### Records provided:

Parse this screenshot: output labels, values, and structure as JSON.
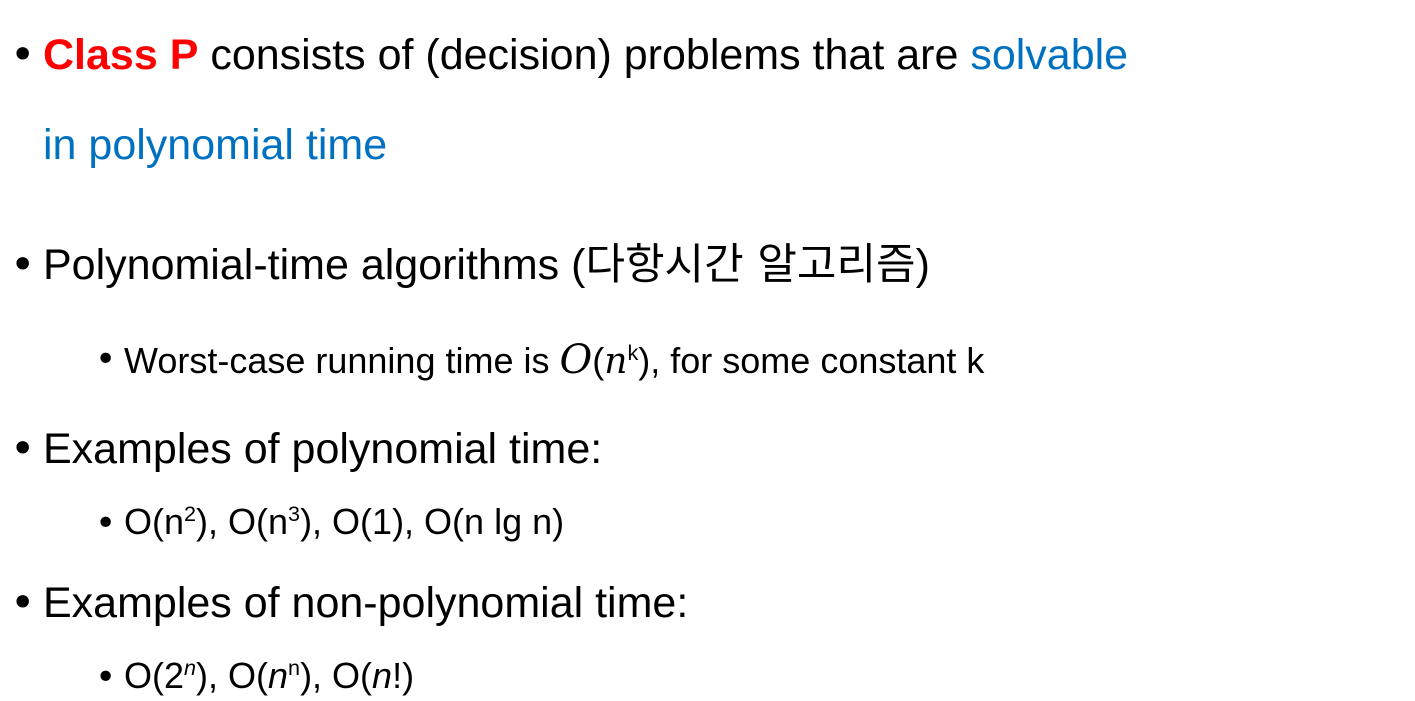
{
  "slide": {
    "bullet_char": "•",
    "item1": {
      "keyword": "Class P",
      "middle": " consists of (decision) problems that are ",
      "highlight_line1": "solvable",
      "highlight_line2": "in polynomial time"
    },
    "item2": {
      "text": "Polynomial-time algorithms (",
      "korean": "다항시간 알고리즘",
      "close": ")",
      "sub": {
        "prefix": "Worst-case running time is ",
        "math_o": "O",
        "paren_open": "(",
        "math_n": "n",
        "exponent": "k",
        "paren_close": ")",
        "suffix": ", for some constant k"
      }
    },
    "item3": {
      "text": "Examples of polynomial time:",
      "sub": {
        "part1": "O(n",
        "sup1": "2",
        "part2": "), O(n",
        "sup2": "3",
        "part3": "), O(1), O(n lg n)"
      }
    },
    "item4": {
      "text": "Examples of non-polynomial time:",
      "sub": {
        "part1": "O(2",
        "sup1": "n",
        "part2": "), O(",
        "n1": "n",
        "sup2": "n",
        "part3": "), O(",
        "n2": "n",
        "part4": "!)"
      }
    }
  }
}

### Given task:
Which lines contain "text"? Show each of them.

### The result:
      "text": "Polynomial-time algorithms (",
      "text": "Examples of polynomial time:",
      "text": "Examples of non-polynomial time:",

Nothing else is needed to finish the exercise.